Raw records:
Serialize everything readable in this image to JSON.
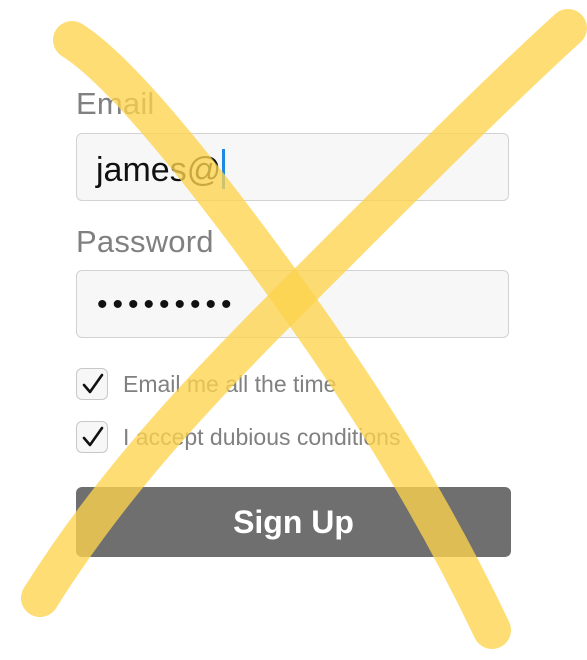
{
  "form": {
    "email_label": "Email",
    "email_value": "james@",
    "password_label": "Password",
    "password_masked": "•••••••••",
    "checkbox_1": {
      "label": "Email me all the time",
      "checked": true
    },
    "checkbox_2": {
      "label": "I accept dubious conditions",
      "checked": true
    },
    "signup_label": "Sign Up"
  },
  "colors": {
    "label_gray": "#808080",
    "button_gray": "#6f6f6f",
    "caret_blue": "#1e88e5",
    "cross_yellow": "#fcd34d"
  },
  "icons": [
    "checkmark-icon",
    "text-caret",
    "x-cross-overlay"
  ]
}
==
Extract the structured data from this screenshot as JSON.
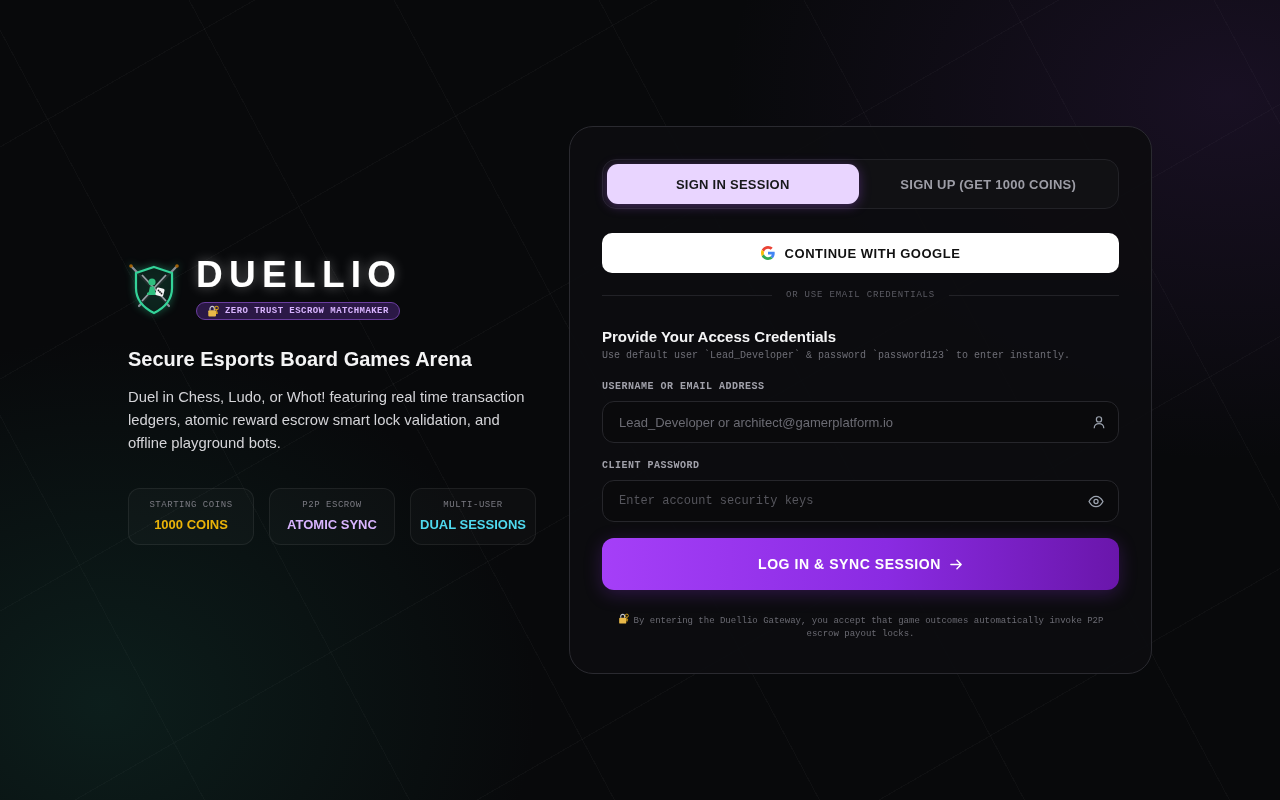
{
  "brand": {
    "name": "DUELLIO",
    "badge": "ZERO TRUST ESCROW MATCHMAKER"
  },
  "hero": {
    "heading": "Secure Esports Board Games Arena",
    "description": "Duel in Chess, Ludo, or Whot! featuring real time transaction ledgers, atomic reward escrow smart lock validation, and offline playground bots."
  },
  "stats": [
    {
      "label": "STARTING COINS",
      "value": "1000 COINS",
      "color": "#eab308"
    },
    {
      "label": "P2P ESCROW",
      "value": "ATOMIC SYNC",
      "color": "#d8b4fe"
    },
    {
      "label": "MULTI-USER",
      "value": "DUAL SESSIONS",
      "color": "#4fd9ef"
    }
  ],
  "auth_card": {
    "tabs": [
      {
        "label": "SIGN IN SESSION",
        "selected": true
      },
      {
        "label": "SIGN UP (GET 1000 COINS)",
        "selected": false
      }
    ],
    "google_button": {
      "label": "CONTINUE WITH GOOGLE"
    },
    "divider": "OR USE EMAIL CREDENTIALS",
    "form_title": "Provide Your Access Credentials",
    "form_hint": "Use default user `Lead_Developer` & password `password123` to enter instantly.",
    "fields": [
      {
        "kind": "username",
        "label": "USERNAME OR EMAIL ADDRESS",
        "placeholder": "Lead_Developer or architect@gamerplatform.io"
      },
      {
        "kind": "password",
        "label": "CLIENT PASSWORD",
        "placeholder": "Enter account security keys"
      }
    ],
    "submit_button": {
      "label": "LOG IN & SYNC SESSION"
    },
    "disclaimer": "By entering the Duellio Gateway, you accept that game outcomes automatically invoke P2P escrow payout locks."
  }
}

▶ _Required work_:
Which lines contain the word "COINS"? Return each of them.

▶ _Solution to this task_:
      "label": "STARTING COINS",
      "value": "1000 COINS",
        "label": "SIGN UP (GET 1000 COINS)",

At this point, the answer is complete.